## Task to carry out
Copy out every line in the entries below that includes "Xmit".

## Dataset records on visual material
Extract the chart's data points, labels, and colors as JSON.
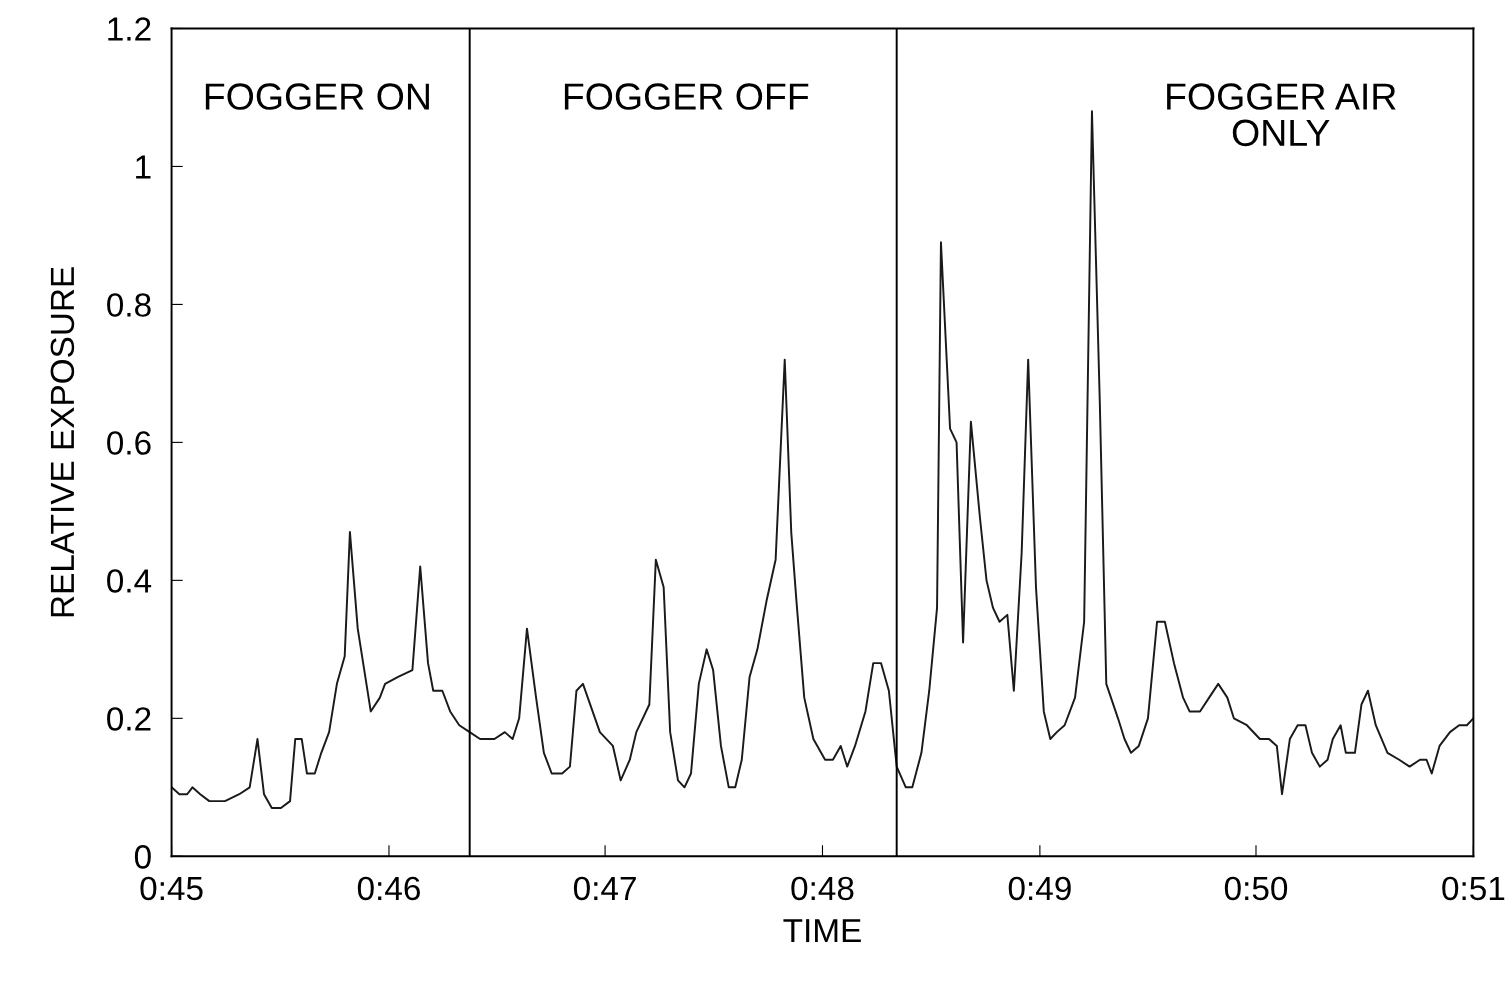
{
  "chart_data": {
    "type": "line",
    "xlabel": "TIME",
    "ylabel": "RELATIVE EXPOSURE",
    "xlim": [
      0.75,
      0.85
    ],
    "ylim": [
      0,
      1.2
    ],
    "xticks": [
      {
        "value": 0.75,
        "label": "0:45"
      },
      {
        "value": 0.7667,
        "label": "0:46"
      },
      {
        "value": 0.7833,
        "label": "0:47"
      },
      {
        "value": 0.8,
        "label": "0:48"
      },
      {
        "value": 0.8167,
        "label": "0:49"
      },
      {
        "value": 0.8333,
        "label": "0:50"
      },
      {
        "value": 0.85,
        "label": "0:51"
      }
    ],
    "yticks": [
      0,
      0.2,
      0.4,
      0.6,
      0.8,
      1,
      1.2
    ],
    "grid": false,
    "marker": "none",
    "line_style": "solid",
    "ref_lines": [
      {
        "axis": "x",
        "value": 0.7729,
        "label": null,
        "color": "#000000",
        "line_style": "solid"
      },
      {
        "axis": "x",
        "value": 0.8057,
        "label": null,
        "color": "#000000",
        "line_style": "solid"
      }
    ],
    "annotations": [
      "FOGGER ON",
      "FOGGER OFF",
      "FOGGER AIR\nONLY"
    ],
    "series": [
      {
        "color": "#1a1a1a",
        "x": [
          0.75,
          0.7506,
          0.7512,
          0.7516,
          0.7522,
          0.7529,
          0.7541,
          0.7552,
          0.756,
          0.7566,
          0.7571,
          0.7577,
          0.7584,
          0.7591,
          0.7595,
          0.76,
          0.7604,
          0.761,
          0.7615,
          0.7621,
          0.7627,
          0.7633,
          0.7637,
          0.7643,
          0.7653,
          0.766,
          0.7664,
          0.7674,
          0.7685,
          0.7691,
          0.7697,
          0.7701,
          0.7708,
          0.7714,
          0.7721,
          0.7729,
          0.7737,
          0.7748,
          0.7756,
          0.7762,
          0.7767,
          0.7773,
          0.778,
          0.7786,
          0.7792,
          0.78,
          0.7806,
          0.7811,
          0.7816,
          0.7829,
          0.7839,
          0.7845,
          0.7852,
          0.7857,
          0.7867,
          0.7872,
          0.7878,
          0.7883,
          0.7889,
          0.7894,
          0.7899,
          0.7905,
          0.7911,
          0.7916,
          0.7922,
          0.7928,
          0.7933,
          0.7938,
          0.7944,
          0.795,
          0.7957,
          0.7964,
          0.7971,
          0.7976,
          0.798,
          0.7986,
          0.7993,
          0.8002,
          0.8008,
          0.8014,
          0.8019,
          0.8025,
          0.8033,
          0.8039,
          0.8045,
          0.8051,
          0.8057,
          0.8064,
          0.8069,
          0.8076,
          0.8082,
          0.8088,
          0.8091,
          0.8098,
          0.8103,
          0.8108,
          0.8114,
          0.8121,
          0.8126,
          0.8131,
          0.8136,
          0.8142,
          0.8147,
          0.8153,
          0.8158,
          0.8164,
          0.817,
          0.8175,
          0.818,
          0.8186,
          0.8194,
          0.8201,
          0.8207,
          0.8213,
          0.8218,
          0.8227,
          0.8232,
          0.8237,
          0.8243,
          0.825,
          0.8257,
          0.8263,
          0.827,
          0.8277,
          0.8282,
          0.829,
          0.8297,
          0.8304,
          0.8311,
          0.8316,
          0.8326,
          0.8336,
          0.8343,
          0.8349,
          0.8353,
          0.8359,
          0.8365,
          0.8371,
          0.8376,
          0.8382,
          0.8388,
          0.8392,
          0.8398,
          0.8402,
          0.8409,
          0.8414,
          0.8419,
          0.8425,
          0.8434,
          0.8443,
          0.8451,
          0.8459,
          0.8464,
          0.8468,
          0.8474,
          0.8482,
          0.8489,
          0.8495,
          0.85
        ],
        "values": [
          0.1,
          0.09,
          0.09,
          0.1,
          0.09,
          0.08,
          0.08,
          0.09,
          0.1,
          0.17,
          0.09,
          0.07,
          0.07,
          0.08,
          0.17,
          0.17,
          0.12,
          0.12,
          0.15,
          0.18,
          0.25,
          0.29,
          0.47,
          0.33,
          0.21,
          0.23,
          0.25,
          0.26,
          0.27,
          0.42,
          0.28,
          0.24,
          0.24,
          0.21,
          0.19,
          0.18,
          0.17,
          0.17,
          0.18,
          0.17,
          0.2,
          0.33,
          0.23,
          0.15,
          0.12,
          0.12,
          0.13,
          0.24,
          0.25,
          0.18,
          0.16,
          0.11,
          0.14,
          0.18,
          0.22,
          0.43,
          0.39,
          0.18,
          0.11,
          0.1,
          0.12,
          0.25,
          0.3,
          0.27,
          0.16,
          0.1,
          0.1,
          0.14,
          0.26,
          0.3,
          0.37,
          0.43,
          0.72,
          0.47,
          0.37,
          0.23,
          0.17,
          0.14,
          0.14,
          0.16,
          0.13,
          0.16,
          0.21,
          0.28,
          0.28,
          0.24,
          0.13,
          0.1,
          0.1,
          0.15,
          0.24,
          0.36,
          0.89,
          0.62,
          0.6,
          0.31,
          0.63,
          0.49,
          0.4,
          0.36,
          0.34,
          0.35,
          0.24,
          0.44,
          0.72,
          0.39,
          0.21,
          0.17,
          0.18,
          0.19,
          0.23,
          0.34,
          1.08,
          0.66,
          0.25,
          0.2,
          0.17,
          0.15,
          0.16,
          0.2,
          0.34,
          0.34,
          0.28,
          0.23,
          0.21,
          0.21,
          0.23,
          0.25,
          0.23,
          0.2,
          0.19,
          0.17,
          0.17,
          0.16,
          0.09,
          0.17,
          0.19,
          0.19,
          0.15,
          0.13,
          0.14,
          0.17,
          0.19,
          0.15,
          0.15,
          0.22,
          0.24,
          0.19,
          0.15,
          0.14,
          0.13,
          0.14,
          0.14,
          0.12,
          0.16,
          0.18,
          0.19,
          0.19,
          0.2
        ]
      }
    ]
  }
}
...
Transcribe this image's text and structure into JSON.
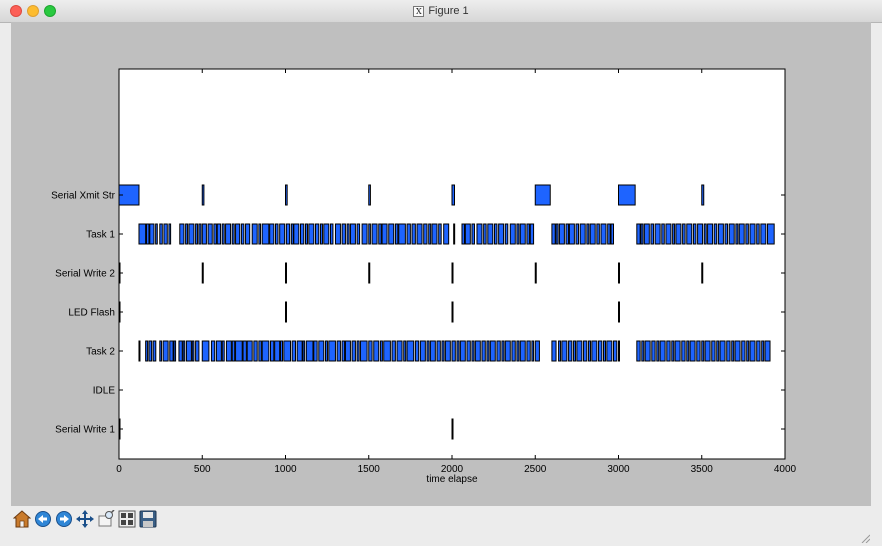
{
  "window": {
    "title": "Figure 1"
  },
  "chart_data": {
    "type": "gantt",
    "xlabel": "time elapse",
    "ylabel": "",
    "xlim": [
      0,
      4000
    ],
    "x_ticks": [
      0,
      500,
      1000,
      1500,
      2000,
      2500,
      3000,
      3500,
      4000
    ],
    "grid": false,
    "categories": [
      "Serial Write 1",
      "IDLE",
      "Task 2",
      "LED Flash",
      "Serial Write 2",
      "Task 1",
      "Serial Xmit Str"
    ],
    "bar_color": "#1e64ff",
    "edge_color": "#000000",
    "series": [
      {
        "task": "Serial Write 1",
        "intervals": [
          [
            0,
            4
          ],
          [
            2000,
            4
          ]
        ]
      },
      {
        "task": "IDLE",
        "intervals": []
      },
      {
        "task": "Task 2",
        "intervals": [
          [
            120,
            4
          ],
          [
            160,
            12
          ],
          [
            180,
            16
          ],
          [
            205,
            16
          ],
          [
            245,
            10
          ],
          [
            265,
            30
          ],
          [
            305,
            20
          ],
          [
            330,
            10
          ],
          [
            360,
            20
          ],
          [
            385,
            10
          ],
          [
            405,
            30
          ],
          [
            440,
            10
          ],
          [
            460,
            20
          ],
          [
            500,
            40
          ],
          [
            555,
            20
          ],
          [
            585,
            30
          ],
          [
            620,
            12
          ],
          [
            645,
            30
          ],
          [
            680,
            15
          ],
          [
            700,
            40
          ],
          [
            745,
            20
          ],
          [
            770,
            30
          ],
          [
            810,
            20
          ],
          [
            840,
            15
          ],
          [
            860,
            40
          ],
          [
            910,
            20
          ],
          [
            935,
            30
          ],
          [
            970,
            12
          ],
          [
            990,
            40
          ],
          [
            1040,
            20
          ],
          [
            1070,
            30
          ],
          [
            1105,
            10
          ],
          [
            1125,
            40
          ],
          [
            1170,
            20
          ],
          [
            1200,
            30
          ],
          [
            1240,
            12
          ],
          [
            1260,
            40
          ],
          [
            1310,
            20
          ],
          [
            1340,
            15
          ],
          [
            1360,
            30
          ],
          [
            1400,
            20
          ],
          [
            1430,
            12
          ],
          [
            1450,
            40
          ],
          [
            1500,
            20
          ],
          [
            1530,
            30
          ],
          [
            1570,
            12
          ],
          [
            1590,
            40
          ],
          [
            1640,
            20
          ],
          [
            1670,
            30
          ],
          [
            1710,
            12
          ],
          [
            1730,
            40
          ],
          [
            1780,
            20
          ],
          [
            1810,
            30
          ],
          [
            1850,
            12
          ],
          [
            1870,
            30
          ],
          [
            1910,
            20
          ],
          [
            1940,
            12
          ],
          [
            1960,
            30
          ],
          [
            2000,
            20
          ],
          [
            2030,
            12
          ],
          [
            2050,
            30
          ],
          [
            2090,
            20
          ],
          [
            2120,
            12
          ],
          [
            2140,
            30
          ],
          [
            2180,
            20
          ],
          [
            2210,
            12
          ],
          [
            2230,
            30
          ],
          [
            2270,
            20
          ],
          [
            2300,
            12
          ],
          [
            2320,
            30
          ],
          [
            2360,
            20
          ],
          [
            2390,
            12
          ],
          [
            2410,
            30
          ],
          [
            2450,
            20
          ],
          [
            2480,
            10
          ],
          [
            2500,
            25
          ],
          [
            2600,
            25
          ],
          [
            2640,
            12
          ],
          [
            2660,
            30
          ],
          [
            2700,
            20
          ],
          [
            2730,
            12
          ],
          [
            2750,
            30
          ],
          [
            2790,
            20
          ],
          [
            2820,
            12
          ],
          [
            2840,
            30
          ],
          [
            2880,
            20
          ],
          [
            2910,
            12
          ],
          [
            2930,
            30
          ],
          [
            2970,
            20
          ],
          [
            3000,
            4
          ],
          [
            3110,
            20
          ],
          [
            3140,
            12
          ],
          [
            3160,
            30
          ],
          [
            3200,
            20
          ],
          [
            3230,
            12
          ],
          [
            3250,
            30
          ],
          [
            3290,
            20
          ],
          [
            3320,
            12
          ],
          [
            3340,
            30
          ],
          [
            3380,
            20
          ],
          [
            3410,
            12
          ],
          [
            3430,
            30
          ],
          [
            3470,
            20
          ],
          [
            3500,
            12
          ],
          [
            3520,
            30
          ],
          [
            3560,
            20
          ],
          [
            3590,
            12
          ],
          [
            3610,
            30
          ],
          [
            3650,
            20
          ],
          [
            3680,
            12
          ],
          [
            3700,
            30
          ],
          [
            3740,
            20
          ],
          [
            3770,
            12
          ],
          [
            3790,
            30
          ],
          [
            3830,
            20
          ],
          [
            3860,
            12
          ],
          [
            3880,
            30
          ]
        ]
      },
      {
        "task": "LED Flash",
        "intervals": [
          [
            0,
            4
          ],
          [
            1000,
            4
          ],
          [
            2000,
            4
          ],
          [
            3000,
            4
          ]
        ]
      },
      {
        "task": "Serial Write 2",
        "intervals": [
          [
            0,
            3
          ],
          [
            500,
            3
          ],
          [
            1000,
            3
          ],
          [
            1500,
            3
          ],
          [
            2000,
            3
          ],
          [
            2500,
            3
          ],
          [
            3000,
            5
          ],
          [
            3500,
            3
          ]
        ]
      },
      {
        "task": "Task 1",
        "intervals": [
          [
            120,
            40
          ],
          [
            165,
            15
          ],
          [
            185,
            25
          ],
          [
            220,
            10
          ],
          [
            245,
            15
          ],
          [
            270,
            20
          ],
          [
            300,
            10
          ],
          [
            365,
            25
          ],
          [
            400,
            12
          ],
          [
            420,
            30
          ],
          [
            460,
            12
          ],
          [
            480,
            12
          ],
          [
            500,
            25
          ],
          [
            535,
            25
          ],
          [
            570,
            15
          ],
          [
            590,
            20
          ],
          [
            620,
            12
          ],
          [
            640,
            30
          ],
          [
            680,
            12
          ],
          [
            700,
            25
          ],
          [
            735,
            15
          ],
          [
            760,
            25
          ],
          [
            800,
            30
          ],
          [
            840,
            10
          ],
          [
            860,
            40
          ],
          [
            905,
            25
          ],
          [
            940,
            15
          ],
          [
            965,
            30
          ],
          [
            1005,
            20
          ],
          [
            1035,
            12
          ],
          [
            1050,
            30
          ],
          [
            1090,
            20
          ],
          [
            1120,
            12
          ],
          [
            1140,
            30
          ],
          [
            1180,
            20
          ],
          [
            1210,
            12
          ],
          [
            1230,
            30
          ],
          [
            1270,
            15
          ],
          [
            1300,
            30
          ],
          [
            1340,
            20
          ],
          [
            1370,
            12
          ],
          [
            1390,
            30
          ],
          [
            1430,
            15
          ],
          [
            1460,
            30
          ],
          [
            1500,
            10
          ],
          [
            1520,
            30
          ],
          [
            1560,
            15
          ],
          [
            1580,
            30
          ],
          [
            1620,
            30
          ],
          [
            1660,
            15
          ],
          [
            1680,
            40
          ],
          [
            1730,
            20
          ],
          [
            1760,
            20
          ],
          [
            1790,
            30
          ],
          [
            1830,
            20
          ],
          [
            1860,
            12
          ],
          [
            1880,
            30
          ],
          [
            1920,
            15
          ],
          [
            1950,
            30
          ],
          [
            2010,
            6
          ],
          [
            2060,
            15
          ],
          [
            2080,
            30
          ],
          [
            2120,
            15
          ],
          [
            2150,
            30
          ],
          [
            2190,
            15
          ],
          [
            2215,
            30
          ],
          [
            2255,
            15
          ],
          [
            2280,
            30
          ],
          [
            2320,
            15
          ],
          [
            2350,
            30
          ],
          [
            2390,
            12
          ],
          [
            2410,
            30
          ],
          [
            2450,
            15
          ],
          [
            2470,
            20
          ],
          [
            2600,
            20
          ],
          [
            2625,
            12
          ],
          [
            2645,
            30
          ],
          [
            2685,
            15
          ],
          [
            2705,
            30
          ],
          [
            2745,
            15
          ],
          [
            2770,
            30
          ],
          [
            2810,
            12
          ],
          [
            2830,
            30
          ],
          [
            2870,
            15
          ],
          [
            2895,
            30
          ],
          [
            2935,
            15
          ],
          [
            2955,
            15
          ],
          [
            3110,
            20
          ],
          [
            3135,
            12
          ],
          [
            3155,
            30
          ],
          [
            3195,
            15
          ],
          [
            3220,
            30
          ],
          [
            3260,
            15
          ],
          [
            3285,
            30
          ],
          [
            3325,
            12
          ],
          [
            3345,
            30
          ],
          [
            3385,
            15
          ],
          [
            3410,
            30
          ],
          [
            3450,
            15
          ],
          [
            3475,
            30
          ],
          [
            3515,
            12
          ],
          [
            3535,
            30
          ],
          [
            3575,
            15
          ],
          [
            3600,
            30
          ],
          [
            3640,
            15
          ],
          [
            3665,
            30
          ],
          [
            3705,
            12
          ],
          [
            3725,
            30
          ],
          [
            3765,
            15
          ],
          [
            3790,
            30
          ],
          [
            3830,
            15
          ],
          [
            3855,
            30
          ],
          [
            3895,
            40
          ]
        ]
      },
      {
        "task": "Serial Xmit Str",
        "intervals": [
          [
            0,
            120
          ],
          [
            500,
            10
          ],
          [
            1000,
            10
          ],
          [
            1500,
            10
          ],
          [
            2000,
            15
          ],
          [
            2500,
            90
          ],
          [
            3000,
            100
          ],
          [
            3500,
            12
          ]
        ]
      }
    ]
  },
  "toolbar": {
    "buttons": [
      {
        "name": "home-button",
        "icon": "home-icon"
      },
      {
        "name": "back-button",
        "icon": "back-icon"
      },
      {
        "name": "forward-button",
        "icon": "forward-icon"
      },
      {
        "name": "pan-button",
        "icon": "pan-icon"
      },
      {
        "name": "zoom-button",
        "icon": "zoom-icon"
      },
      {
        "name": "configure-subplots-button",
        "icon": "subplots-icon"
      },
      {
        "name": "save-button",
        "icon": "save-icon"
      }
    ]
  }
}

## Written response
      "Serial Xmit Str"
        "task": "Serial Xmit Str",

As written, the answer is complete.